Find every line in the records below that contains the word "Seed", and copy each such line.

▸ RAW DATA
= = =

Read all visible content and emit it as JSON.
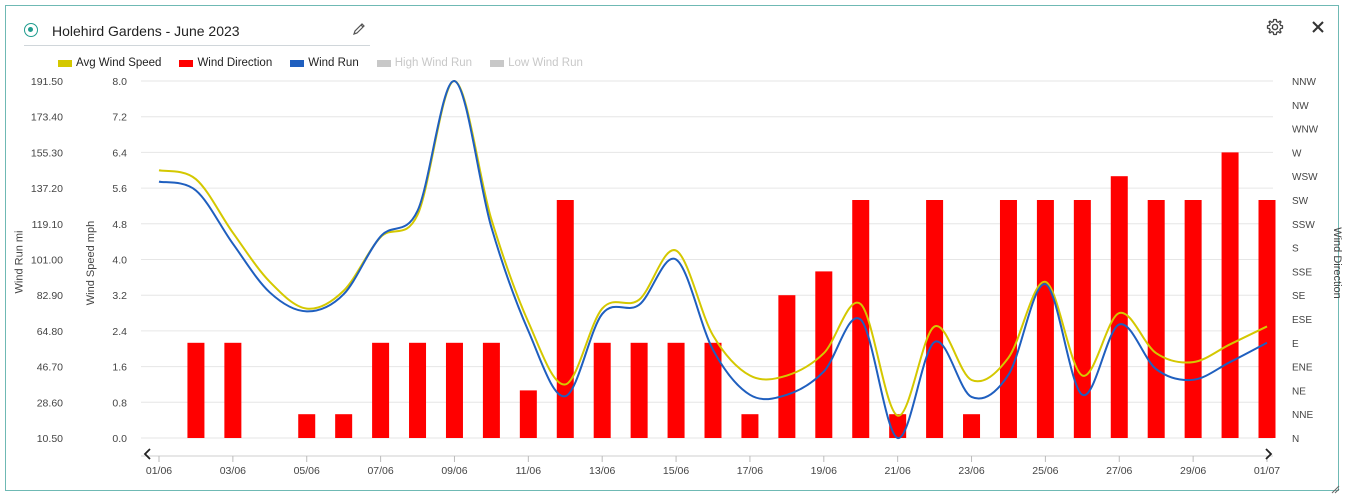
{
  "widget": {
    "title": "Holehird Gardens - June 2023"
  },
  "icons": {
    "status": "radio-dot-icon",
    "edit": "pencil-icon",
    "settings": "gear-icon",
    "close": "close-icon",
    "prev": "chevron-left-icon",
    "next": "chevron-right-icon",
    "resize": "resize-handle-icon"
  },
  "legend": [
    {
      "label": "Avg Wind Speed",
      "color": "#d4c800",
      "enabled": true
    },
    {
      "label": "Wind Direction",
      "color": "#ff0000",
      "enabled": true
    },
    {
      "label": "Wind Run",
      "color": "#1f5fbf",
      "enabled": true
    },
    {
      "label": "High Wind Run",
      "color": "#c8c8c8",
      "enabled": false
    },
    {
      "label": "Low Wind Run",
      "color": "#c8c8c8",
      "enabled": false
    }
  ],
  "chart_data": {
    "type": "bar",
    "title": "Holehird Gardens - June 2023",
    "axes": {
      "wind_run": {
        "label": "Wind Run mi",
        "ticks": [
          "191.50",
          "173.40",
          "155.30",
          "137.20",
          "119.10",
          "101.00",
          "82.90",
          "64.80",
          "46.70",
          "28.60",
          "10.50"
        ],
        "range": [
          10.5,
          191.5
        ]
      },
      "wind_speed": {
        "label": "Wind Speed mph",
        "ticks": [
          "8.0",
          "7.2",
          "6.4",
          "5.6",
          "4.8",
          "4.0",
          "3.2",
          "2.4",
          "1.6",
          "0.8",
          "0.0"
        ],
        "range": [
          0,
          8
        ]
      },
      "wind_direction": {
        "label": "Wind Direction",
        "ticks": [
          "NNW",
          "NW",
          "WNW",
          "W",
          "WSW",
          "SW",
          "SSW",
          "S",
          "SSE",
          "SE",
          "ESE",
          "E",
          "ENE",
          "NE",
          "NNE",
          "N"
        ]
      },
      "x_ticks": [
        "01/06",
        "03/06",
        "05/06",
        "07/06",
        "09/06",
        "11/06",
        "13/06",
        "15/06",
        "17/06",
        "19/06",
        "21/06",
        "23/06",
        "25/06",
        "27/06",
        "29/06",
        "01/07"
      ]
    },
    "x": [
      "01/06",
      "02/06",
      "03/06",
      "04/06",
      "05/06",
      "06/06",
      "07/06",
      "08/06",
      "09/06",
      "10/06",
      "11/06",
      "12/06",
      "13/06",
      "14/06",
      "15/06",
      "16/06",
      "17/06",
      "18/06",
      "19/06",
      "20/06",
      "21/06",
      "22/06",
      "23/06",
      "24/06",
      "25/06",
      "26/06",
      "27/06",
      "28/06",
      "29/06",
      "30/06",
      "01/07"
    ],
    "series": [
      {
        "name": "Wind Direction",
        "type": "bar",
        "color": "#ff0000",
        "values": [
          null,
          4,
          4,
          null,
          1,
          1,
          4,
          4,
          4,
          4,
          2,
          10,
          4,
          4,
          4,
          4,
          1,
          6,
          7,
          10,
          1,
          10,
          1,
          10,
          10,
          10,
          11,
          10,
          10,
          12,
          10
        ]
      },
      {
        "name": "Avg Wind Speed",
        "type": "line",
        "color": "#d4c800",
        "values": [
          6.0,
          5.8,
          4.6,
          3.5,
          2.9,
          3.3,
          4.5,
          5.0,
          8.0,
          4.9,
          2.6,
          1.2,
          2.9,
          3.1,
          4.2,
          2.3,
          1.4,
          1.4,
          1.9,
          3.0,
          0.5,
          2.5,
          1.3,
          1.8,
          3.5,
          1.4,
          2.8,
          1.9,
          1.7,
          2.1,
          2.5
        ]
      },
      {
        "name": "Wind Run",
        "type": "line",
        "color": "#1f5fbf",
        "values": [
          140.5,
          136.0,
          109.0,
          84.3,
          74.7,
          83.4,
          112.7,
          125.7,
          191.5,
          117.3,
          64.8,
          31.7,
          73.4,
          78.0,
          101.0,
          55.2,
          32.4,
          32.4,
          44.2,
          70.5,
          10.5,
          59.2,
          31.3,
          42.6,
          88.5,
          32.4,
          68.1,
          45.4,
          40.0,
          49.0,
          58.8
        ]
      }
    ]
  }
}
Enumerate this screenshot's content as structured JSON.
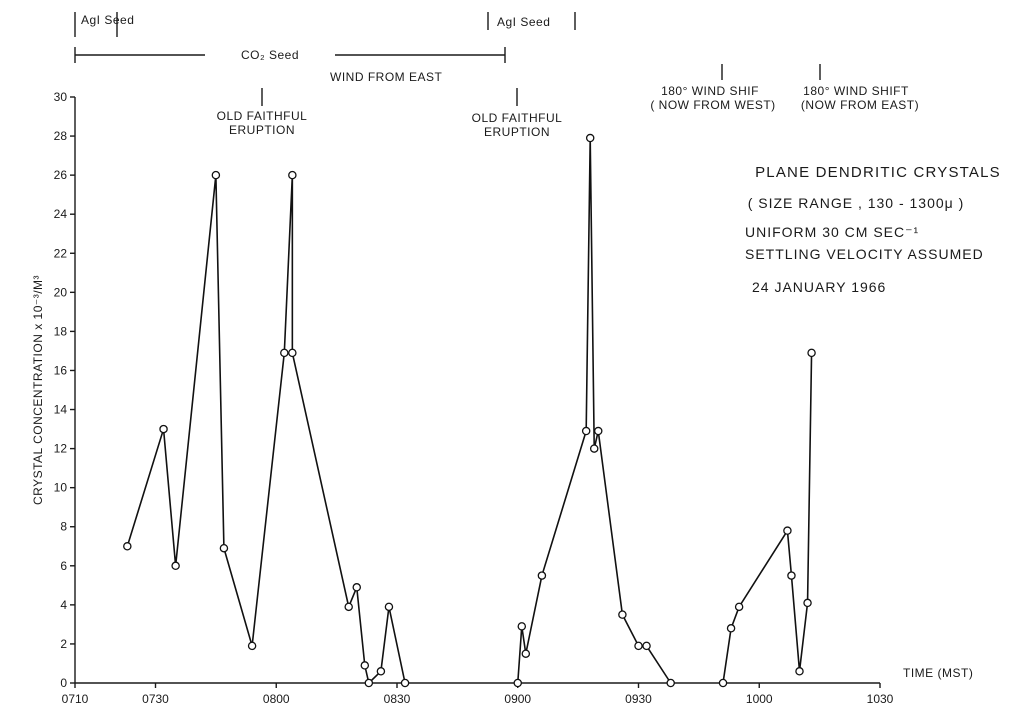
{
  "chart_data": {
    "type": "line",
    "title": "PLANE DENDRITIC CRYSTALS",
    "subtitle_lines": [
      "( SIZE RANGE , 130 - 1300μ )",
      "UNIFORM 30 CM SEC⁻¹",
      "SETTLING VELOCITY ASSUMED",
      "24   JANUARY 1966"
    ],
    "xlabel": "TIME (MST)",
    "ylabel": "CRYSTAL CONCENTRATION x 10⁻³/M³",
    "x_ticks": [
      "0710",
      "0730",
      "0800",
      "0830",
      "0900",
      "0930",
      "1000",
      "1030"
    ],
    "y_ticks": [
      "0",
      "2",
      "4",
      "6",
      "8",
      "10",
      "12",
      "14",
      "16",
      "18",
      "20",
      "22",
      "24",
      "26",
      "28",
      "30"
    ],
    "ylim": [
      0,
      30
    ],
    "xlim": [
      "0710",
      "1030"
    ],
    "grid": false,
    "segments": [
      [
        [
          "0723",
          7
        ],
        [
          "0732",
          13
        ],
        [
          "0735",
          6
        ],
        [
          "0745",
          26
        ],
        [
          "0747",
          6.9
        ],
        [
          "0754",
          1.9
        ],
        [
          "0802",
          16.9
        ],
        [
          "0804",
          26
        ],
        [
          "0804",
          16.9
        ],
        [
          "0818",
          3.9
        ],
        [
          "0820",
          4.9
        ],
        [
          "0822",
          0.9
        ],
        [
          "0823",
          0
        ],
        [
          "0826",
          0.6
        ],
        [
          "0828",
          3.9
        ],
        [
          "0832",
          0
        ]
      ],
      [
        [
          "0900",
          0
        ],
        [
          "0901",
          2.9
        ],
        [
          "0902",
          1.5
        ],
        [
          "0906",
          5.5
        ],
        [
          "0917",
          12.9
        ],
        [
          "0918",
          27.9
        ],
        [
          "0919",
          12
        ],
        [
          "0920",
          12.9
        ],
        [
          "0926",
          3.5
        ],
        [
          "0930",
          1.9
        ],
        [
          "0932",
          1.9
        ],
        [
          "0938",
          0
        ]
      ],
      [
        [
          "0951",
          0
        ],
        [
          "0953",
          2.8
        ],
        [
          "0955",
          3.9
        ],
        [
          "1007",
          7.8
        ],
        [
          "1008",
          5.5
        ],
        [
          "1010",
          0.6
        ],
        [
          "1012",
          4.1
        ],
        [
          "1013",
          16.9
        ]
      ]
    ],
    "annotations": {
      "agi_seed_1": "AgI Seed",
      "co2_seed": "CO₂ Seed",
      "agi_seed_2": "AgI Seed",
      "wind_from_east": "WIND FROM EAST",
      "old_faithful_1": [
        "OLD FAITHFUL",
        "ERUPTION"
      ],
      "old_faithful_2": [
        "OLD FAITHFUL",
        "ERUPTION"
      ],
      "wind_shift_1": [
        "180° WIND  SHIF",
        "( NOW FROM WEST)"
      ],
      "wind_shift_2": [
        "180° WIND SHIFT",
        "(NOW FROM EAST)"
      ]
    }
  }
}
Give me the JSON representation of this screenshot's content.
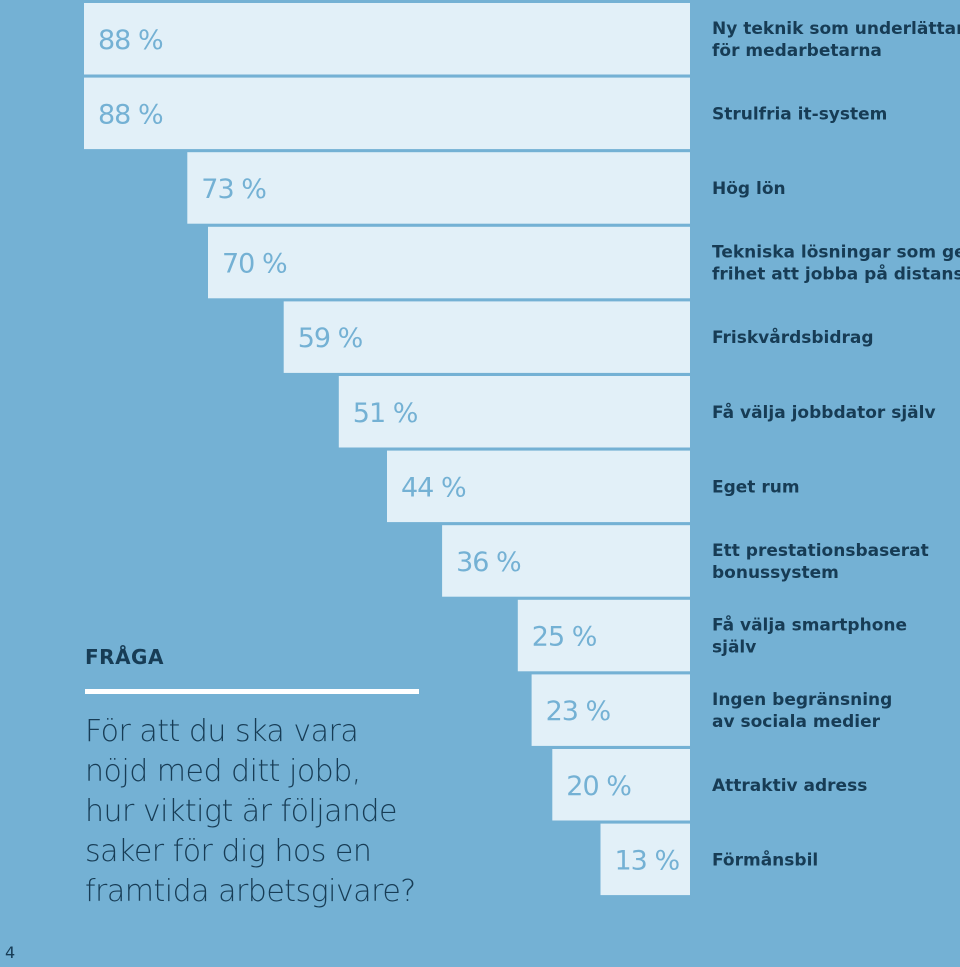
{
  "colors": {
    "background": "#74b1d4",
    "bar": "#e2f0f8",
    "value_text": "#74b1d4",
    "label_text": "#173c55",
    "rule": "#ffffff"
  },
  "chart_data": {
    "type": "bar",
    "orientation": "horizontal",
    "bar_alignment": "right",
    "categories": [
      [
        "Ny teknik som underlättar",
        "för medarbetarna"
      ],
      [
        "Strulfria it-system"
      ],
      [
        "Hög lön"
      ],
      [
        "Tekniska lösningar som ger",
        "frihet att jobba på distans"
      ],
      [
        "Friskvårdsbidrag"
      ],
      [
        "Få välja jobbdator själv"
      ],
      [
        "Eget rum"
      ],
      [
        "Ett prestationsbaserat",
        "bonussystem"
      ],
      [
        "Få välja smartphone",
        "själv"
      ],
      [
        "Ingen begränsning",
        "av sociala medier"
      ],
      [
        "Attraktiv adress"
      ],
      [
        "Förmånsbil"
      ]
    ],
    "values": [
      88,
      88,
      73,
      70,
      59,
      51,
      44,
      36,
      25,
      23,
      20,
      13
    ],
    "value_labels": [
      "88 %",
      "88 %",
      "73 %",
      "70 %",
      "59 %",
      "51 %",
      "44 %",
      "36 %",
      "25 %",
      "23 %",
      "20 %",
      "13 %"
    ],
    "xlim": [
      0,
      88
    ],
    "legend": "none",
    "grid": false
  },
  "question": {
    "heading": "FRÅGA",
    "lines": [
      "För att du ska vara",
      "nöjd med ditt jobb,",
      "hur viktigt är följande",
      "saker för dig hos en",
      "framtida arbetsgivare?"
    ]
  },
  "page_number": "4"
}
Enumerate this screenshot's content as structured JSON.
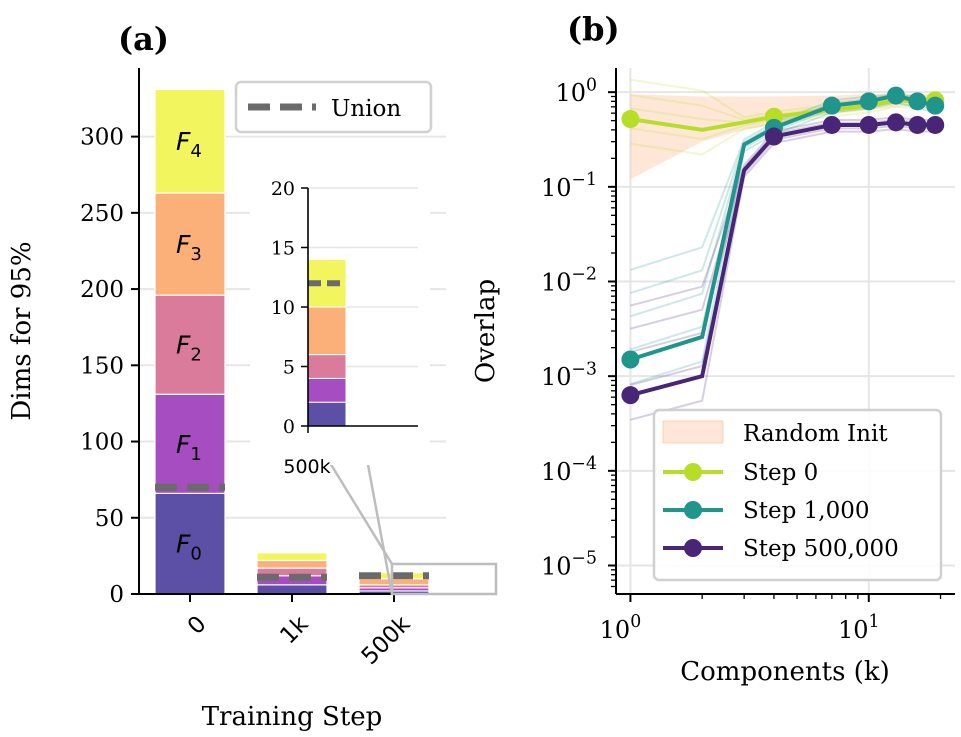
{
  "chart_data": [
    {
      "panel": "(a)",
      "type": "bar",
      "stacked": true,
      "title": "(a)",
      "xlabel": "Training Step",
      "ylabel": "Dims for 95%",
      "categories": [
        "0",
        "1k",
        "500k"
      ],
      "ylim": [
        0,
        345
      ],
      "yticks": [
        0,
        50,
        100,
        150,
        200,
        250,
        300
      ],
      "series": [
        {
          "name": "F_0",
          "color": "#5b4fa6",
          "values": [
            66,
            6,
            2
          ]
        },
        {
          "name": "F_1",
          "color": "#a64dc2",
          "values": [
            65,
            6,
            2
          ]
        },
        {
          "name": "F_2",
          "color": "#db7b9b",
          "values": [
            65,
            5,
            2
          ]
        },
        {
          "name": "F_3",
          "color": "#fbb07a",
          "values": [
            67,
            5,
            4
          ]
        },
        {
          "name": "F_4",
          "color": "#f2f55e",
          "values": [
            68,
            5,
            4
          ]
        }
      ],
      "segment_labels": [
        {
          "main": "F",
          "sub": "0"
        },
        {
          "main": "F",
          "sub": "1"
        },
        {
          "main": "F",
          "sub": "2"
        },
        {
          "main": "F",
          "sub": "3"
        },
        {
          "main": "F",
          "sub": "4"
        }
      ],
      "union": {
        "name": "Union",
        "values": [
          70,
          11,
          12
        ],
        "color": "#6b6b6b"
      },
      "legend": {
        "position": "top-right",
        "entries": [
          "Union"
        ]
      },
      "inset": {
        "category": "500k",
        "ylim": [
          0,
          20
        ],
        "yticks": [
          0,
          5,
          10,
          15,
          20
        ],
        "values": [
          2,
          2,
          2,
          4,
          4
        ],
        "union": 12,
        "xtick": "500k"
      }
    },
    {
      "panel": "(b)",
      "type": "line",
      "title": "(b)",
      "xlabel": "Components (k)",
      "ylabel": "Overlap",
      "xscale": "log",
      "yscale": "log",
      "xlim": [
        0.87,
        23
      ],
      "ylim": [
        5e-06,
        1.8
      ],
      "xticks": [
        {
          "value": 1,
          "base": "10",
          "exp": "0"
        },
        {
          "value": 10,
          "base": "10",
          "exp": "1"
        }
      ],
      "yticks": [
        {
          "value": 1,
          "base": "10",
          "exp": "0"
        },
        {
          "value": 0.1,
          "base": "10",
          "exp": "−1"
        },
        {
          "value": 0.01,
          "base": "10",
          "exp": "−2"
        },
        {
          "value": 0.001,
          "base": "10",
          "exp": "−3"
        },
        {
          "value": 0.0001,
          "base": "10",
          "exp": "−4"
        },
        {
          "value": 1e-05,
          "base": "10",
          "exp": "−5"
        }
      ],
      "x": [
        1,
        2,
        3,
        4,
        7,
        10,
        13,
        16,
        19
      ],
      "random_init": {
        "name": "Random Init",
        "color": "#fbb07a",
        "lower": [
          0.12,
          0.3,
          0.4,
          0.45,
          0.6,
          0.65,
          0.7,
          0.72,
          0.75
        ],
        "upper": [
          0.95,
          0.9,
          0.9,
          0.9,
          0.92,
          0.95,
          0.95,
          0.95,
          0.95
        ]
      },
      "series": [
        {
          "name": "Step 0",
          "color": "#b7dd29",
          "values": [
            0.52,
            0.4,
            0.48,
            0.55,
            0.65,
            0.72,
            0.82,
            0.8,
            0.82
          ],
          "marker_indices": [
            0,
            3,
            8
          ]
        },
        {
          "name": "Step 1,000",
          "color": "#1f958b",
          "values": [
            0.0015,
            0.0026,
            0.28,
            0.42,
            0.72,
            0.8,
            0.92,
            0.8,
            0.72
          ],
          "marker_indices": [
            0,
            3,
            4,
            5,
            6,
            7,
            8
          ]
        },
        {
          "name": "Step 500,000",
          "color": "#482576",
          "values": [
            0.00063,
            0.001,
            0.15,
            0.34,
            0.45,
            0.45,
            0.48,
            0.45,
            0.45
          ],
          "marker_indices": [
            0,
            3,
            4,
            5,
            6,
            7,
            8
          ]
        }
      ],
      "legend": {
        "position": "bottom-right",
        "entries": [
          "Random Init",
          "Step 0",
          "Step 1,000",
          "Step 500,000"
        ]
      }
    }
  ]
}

= = =

▸ COMPLETED TASK
      "agi_seed_1": "AgI Seed",
      "co2_seed": "CO₂ Seed",
      "agi_seed_2": "AgI Seed",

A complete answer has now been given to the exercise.